■ **Work to complete**: The data below should be restated word for word, with every picture omitted.

Collected data
....

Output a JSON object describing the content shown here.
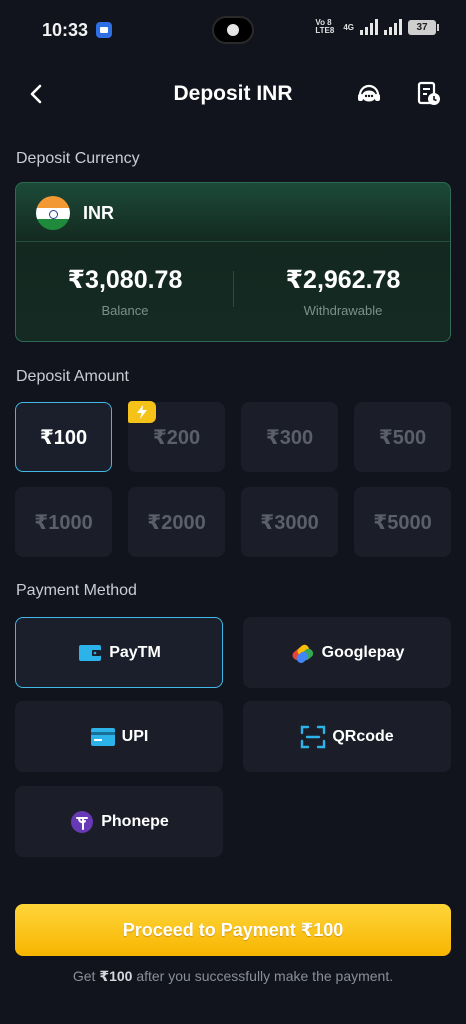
{
  "status_bar": {
    "time": "10:33",
    "network": "Vo 8 LTE8",
    "network_type": "4G",
    "battery": "37"
  },
  "header": {
    "title": "Deposit INR",
    "back_icon": "chevron-left-icon",
    "support_icon": "customer-support-icon",
    "history_icon": "deposit-history-icon"
  },
  "deposit_currency": {
    "section_label": "Deposit Currency",
    "currency_code": "INR",
    "flag": "india-flag-icon",
    "balance_value": "₹3,080.78",
    "balance_label": "Balance",
    "withdrawable_value": "₹2,962.78",
    "withdrawable_label": "Withdrawable"
  },
  "deposit_amount": {
    "section_label": "Deposit Amount",
    "options": [
      {
        "label": "₹100",
        "selected": true
      },
      {
        "label": "₹200",
        "selected": false,
        "badge": "lightning-icon"
      },
      {
        "label": "₹300",
        "selected": false
      },
      {
        "label": "₹500",
        "selected": false
      },
      {
        "label": "₹1000",
        "selected": false
      },
      {
        "label": "₹2000",
        "selected": false
      },
      {
        "label": "₹3000",
        "selected": false
      },
      {
        "label": "₹5000",
        "selected": false
      }
    ]
  },
  "payment_method": {
    "section_label": "Payment Method",
    "methods": [
      {
        "label": "PayTM",
        "icon": "wallet-icon",
        "selected": true
      },
      {
        "label": "Googlepay",
        "icon": "googlepay-icon",
        "selected": false
      },
      {
        "label": "UPI",
        "icon": "card-icon",
        "selected": false
      },
      {
        "label": "QRcode",
        "icon": "qr-scan-icon",
        "selected": false
      },
      {
        "label": "Phonepe",
        "icon": "phonepe-icon",
        "selected": false
      }
    ]
  },
  "proceed": {
    "label": "Proceed to Payment ₹100"
  },
  "footnote": {
    "prefix": "Get ",
    "amount": "₹100",
    "suffix": " after you successfully make the payment."
  },
  "colors": {
    "background": "#11141c",
    "accent_border": "#41b8e6",
    "proceed_button": "#f7b500",
    "currency_card": "#13281f"
  }
}
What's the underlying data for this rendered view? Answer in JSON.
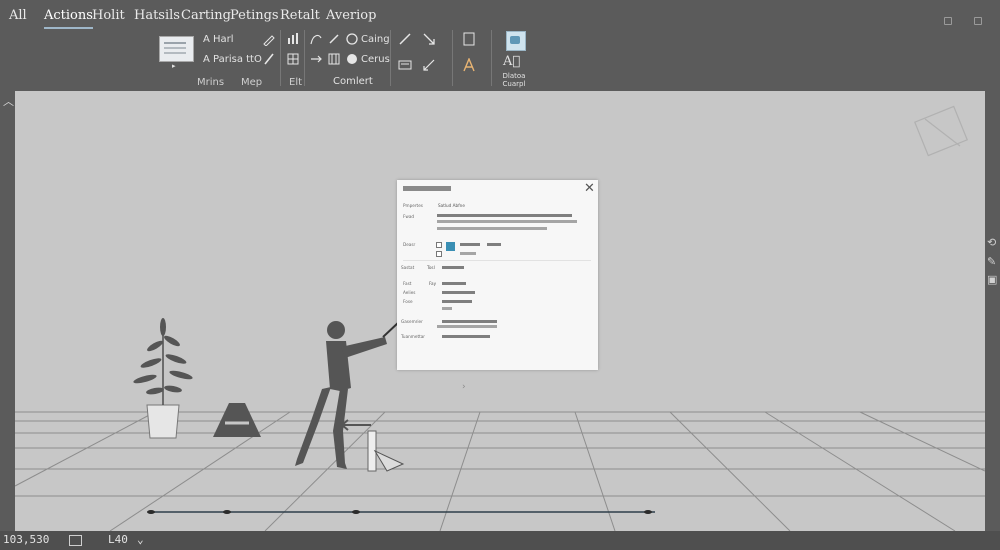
{
  "menu": {
    "tabs": [
      {
        "label": "All"
      },
      {
        "label": "Actions"
      },
      {
        "label": "Holit"
      },
      {
        "label": "Hatsils"
      },
      {
        "label": "Carting"
      },
      {
        "label": "Petings"
      },
      {
        "label": "Retalt"
      },
      {
        "label": "Averiop"
      }
    ]
  },
  "ribbon": {
    "font_name": "A Harl",
    "font_style": "A Parisa ttO",
    "shape_tool_label": "Caing",
    "effects_label": "Cerus",
    "convert_label": "Comlert",
    "group_labels": {
      "g1": "Mrins",
      "g2": "Mep",
      "g3": "Elt"
    },
    "image_tool_label": "Dlatoa Cuarpl"
  },
  "dialog": {
    "close_glyph": "✕",
    "row1_label": "Pmpertes",
    "row1_value": "Satlud Abfne",
    "row2_label": "Fwad",
    "row3_label": "Deasr",
    "row4_label": "Sastat",
    "row4_value": "Tosl",
    "row5_label": "Fast",
    "row5_value": "Fay",
    "row6_label": "Aelies",
    "row7_label": "Fose",
    "row8_label": "Gasemrier",
    "row9_label": "Tuanmettar",
    "scroll_caret": "›"
  },
  "status": {
    "coords": "103,530",
    "page": "L40"
  },
  "icons": {
    "font-icon": "font-glyph",
    "pen-icon": "pen",
    "arrow-icon": "cursor-arrow",
    "image-icon": "picture",
    "reset-view-icon": "perspective-frame",
    "side-shape-icon": "shape"
  },
  "colors": {
    "ribbon_bg": "#5b5b5b",
    "canvas_bg": "#c7c7c7",
    "dialog_bg": "#f7f7f7",
    "accent": "#3a8fb4"
  }
}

....

■ **Task response**:
Output a JSON object describing the content shown here.
{
  "status_bar": {
    "time": "10:33",
    "network": "Vo 8 LTE8",
    "network_type": "4G",
    "battery": "37"
  },
  "header": {
    "title": "Deposit INR",
    "back_icon": "chevron-left-icon",
    "support_icon": "customer-support-icon",
    "history_icon": "deposit-history-icon"
  },
  "deposit_currency": {
    "section_label": "Deposit Currency",
    "currency_code": "INR",
    "flag": "india-flag-icon",
    "balance_value": "₹3,080.78",
    "balance_label": "Balance",
    "withdrawable_value": "₹2,962.78",
    "withdrawable_label": "Withdrawable"
  },
  "deposit_amount": {
    "section_label": "Deposit Amount",
    "options": [
      {
        "label": "₹100",
        "selected": true
      },
      {
        "label": "₹200",
        "selected": false,
        "badge": "lightning-icon"
      },
      {
        "label": "₹300",
        "selected": false
      },
      {
        "label": "₹500",
        "selected": false
      },
      {
        "label": "₹1000",
        "selected": false
      },
      {
        "label": "₹2000",
        "selected": false
      },
      {
        "label": "₹3000",
        "selected": false
      },
      {
        "label": "₹5000",
        "selected": false
      }
    ]
  },
  "payment_method": {
    "section_label": "Payment Method",
    "methods": [
      {
        "label": "PayTM",
        "icon": "wallet-icon",
        "selected": true
      },
      {
        "label": "Googlepay",
        "icon": "googlepay-icon",
        "selected": false
      },
      {
        "label": "UPI",
        "icon": "card-icon",
        "selected": false
      },
      {
        "label": "QRcode",
        "icon": "qr-scan-icon",
        "selected": false
      },
      {
        "label": "Phonepe",
        "icon": "phonepe-icon",
        "selected": false
      }
    ]
  },
  "proceed": {
    "label": "Proceed to Payment ₹100"
  },
  "footnote": {
    "prefix": "Get ",
    "amount": "₹100",
    "suffix": " after you successfully make the payment."
  },
  "colors": {
    "background": "#11141c",
    "accent_border": "#41b8e6",
    "proceed_button": "#f7b500",
    "currency_card": "#13281f"
  }
}
What's the underlying data for this rendered view? Answer in JSON.
{
  "menu": {
    "tabs": [
      {
        "label": "All"
      },
      {
        "label": "Actions"
      },
      {
        "label": "Holit"
      },
      {
        "label": "Hatsils"
      },
      {
        "label": "Carting"
      },
      {
        "label": "Petings"
      },
      {
        "label": "Retalt"
      },
      {
        "label": "Averiop"
      }
    ]
  },
  "ribbon": {
    "font_name": "A Harl",
    "font_style": "A Parisa ttO",
    "shape_tool_label": "Caing",
    "effects_label": "Cerus",
    "convert_label": "Comlert",
    "group_labels": {
      "g1": "Mrins",
      "g2": "Mep",
      "g3": "Elt"
    },
    "image_tool_label": "Dlatoa Cuarpl"
  },
  "dialog": {
    "close_glyph": "✕",
    "row1_label": "Pmpertes",
    "row1_value": "Satlud Abfne",
    "row2_label": "Fwad",
    "row3_label": "Deasr",
    "row4_label": "Sastat",
    "row4_value": "Tosl",
    "row5_label": "Fast",
    "row5_value": "Fay",
    "row6_label": "Aelies",
    "row7_label": "Fose",
    "row8_label": "Gasemrier",
    "row9_label": "Tuanmettar",
    "scroll_caret": "›"
  },
  "status": {
    "coords": "103,530",
    "page": "L40"
  },
  "icons": {
    "font-icon": "font-glyph",
    "pen-icon": "pen",
    "arrow-icon": "cursor-arrow",
    "image-icon": "picture",
    "reset-view-icon": "perspective-frame",
    "side-shape-icon": "shape"
  },
  "colors": {
    "ribbon_bg": "#5b5b5b",
    "canvas_bg": "#c7c7c7",
    "dialog_bg": "#f7f7f7",
    "accent": "#3a8fb4"
  }
}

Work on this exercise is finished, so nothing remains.